╭─ INPUT RECORDS
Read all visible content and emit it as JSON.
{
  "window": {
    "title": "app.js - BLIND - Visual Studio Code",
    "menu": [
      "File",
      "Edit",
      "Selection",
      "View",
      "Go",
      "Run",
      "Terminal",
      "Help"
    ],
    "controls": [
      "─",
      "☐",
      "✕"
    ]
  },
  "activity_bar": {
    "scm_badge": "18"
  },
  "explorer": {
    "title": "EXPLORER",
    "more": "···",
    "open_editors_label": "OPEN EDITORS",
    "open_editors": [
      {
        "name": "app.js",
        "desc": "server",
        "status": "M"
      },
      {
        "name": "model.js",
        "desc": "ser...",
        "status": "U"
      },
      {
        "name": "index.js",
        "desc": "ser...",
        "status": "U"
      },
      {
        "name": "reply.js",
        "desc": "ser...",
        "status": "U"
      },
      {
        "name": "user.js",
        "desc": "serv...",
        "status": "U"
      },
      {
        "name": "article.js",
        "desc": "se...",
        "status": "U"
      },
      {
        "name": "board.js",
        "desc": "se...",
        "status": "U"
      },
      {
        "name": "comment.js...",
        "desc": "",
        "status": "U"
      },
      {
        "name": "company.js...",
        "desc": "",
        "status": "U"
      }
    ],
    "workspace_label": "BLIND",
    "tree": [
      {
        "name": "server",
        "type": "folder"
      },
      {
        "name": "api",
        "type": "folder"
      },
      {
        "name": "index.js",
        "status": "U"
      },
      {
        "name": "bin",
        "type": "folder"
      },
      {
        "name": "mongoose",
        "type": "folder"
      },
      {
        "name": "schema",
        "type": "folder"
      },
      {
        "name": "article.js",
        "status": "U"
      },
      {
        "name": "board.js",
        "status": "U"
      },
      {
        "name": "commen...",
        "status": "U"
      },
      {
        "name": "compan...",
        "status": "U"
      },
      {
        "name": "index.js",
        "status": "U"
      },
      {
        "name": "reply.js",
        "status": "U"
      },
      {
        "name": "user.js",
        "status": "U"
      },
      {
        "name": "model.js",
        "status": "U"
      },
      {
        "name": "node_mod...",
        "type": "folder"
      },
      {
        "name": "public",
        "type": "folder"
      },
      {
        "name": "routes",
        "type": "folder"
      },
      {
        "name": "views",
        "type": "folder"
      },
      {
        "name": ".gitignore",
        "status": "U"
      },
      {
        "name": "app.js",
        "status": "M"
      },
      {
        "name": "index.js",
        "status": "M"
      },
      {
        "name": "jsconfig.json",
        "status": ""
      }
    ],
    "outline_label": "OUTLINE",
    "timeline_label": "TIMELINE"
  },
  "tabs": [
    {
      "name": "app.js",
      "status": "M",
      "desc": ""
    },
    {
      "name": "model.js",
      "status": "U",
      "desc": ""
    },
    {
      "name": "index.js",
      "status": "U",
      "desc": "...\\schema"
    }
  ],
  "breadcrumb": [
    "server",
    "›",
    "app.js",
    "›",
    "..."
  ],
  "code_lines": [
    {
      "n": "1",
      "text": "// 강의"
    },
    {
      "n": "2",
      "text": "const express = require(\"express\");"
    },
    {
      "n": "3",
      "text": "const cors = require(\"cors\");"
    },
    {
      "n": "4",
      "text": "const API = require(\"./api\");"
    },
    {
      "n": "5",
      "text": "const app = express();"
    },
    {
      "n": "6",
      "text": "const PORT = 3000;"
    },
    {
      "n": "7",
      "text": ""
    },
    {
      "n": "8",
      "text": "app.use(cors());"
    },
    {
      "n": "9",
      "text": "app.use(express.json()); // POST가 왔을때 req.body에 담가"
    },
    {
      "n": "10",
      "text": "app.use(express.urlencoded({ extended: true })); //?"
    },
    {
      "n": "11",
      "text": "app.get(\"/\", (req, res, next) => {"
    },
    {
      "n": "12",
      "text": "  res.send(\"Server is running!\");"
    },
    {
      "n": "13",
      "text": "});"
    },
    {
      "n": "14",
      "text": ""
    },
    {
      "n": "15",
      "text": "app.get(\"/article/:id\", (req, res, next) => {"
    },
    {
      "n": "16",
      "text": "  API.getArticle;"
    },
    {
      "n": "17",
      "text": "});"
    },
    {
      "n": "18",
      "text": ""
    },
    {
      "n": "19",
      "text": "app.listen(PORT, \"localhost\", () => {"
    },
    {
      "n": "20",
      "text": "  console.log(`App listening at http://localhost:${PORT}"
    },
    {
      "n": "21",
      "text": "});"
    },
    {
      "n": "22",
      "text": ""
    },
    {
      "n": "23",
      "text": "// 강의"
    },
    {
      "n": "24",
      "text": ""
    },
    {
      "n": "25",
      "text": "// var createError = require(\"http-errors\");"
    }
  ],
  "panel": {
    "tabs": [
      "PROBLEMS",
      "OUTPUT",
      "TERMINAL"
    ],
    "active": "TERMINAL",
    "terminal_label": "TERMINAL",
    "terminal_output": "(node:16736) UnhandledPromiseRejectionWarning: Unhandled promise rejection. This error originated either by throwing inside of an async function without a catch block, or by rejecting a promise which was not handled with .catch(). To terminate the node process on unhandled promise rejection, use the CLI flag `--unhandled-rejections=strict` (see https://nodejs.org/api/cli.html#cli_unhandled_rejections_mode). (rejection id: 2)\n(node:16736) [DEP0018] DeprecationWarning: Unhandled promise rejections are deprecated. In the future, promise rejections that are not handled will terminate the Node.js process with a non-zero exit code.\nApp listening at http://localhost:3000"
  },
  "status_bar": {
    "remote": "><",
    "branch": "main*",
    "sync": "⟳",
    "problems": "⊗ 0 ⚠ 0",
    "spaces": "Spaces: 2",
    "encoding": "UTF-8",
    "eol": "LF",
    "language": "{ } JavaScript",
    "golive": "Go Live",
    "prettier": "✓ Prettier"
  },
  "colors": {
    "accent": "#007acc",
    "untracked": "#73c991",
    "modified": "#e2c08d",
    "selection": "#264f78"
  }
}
╰─
[TASK DESCRIPTION]
Transcribe the records above exactly as they appear.

[TASK RESULT]
Read all visible content and emit it as JSON.
{
  "window": {
    "title": "app.js - BLIND - Visual Studio Code",
    "menu": [
      "File",
      "Edit",
      "Selection",
      "View",
      "Go",
      "Run",
      "Terminal",
      "Help"
    ],
    "controls": [
      "─",
      "☐",
      "✕"
    ]
  },
  "activity_bar": {
    "scm_badge": "18"
  },
  "explorer": {
    "title": "EXPLORER",
    "more": "···",
    "open_editors_label": "OPEN EDITORS",
    "open_editors": [
      {
        "name": "app.js",
        "desc": "server",
        "status": "M"
      },
      {
        "name": "model.js",
        "desc": "ser...",
        "status": "U"
      },
      {
        "name": "index.js",
        "desc": "ser...",
        "status": "U"
      },
      {
        "name": "reply.js",
        "desc": "ser...",
        "status": "U"
      },
      {
        "name": "user.js",
        "desc": "serv...",
        "status": "U"
      },
      {
        "name": "article.js",
        "desc": "se...",
        "status": "U"
      },
      {
        "name": "board.js",
        "desc": "se...",
        "status": "U"
      },
      {
        "name": "comment.js...",
        "desc": "",
        "status": "U"
      },
      {
        "name": "company.js...",
        "desc": "",
        "status": "U"
      }
    ],
    "workspace_label": "BLIND",
    "tree": [
      {
        "name": "server",
        "type": "folder"
      },
      {
        "name": "api",
        "type": "folder"
      },
      {
        "name": "index.js",
        "status": "U"
      },
      {
        "name": "bin",
        "type": "folder"
      },
      {
        "name": "mongoose",
        "type": "folder"
      },
      {
        "name": "schema",
        "type": "folder"
      },
      {
        "name": "article.js",
        "status": "U"
      },
      {
        "name": "board.js",
        "status": "U"
      },
      {
        "name": "commen...",
        "status": "U"
      },
      {
        "name": "compan...",
        "status": "U"
      },
      {
        "name": "index.js",
        "status": "U"
      },
      {
        "name": "reply.js",
        "status": "U"
      },
      {
        "name": "user.js",
        "status": "U"
      },
      {
        "name": "model.js",
        "status": "U"
      },
      {
        "name": "node_mod...",
        "type": "folder"
      },
      {
        "name": "public",
        "type": "folder"
      },
      {
        "name": "routes",
        "type": "folder"
      },
      {
        "name": "views",
        "type": "folder"
      },
      {
        "name": ".gitignore",
        "status": "U"
      },
      {
        "name": "app.js",
        "status": "M"
      },
      {
        "name": "index.js",
        "status": "M"
      },
      {
        "name": "jsconfig.json",
        "status": ""
      }
    ],
    "outline_label": "OUTLINE",
    "timeline_label": "TIMELINE"
  },
  "tabs": [
    {
      "name": "app.js",
      "status": "M",
      "desc": ""
    },
    {
      "name": "model.js",
      "status": "U",
      "desc": ""
    },
    {
      "name": "index.js",
      "status": "U",
      "desc": "...\\schema"
    }
  ],
  "breadcrumb": [
    "server",
    "›",
    "app.js",
    "›",
    "..."
  ],
  "code_lines": [
    {
      "n": "1",
      "text": "// 강의"
    },
    {
      "n": "2",
      "text": "const express = require(\"express\");"
    },
    {
      "n": "3",
      "text": "const cors = require(\"cors\");"
    },
    {
      "n": "4",
      "text": "const API = require(\"./api\");"
    },
    {
      "n": "5",
      "text": "const app = express();"
    },
    {
      "n": "6",
      "text": "const PORT = 3000;"
    },
    {
      "n": "7",
      "text": ""
    },
    {
      "n": "8",
      "text": "app.use(cors());"
    },
    {
      "n": "9",
      "text": "app.use(express.json()); // POST가 왔을때 req.body에 담가"
    },
    {
      "n": "10",
      "text": "app.use(express.urlencoded({ extended: true })); //?"
    },
    {
      "n": "11",
      "text": "app.get(\"/\", (req, res, next) => {"
    },
    {
      "n": "12",
      "text": "  res.send(\"Server is running!\");"
    },
    {
      "n": "13",
      "text": "});"
    },
    {
      "n": "14",
      "text": ""
    },
    {
      "n": "15",
      "text": "app.get(\"/article/:id\", (req, res, next) => {"
    },
    {
      "n": "16",
      "text": "  API.getArticle;"
    },
    {
      "n": "17",
      "text": "});"
    },
    {
      "n": "18",
      "text": ""
    },
    {
      "n": "19",
      "text": "app.listen(PORT, \"localhost\", () => {"
    },
    {
      "n": "20",
      "text": "  console.log(`App listening at http://localhost:${PORT}"
    },
    {
      "n": "21",
      "text": "});"
    },
    {
      "n": "22",
      "text": ""
    },
    {
      "n": "23",
      "text": "// 강의"
    },
    {
      "n": "24",
      "text": ""
    },
    {
      "n": "25",
      "text": "// var createError = require(\"http-errors\");"
    }
  ],
  "panel": {
    "tabs": [
      "PROBLEMS",
      "OUTPUT",
      "TERMINAL"
    ],
    "active": "TERMINAL",
    "terminal_label": "TERMINAL",
    "terminal_output": "(node:16736) UnhandledPromiseRejectionWarning: Unhandled promise rejection. This error originated either by throwing inside of an async function without a catch block, or by rejecting a promise which was not handled with .catch(). To terminate the node process on unhandled promise rejection, use the CLI flag `--unhandled-rejections=strict` (see https://nodejs.org/api/cli.html#cli_unhandled_rejections_mode). (rejection id: 2)\n(node:16736) [DEP0018] DeprecationWarning: Unhandled promise rejections are deprecated. In the future, promise rejections that are not handled will terminate the Node.js process with a non-zero exit code.\nApp listening at http://localhost:3000"
  },
  "status_bar": {
    "remote": "><",
    "branch": "main*",
    "sync": "⟳",
    "problems": "⊗ 0 ⚠ 0",
    "spaces": "Spaces: 2",
    "encoding": "UTF-8",
    "eol": "LF",
    "language": "{ } JavaScript",
    "golive": "Go Live",
    "prettier": "✓ Prettier"
  },
  "colors": {
    "accent": "#007acc",
    "untracked": "#73c991",
    "modified": "#e2c08d",
    "selection": "#264f78"
  }
}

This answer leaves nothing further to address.